(Excerto do documento)
É manifesto que existe uma enorme crise da justiça em Portugal, em grande parte devido à falha do poder político em a dotar dos recursos necessários. No entanto, a única coisa que se tem falado nos últimos tempos sobre a Justiça é num manifesto de 50 personalidades, a que se juntaram outras 50, que desvaloriza totalmente a situação existente. No seu entender, apesar de «a morosidade na jurisdição administrativa e tributária e na investigação criminal [ser] o fenómeno mais persistente, existem muitas outras falhas que em nada são compatíveis com o Estado de Direito Democrático». Entre essas falhas encontrar-se-iam «as recorrentes quebras do segredo de justiça» e «o já habitual espetáculo mediático, nas intervenções do Ministério Público contra agentes políticos». É curiosa a exclusiva preocupação dos subscritores do Manifesto em relação aos agentes políticos, quando em relação a tantos outros cidadãos se têm verificado espectáculos mediáticos semelhantes.
Mas o que propõem os subscritores do manifesto? Nada menos do que o controlo político do Ministério Público, culpado de tudo o que está mal no país. Segundo eles vimos «a ação do Ministério Público gerar a queda de duas maiorias parlamentares». Que se saiba, as maiorias parlamentares caíram porque o Presidente da República as entendeu dissolver, e só fez isso porque os chefes de Governo se demitiram por sua livre iniciativa, quando nada os obrigava a fazê-lo. E a seguir houve eleições e os eleitores entenderam não renovar essas maiorias parlamentares. Mas naturalmente que o Ministério Público tem que se considerar o único culpado dessa situação.

(Requisitos do exercício) Segundo o excerto do documento, por que razão caíram as maiorias parlamentares?

(Material apresentado)
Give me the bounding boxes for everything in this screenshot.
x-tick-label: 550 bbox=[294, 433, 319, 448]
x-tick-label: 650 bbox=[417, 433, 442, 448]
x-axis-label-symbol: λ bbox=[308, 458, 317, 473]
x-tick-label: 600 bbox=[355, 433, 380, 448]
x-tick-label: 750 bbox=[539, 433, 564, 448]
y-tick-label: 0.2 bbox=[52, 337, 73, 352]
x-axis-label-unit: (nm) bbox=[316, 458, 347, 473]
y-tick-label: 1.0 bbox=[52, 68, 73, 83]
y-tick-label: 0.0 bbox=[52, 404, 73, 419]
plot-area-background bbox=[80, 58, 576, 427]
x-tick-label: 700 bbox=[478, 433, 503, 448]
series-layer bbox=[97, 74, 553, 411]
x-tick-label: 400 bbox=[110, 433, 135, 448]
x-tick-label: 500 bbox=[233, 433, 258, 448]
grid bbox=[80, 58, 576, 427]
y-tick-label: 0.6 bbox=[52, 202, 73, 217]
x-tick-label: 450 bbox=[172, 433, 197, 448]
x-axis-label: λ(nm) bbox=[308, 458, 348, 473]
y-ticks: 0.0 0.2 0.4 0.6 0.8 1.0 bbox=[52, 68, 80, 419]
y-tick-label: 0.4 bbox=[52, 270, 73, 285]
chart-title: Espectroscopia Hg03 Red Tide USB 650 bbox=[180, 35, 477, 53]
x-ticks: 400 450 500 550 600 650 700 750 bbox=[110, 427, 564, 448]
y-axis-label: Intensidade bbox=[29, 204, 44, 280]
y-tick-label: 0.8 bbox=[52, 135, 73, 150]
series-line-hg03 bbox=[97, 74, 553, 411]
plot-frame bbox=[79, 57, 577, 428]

(Resultado) Caíram porque o Presidente da República as dissolveu, depois de os chefes de Governo se terem demitido por sua livre iniciativa.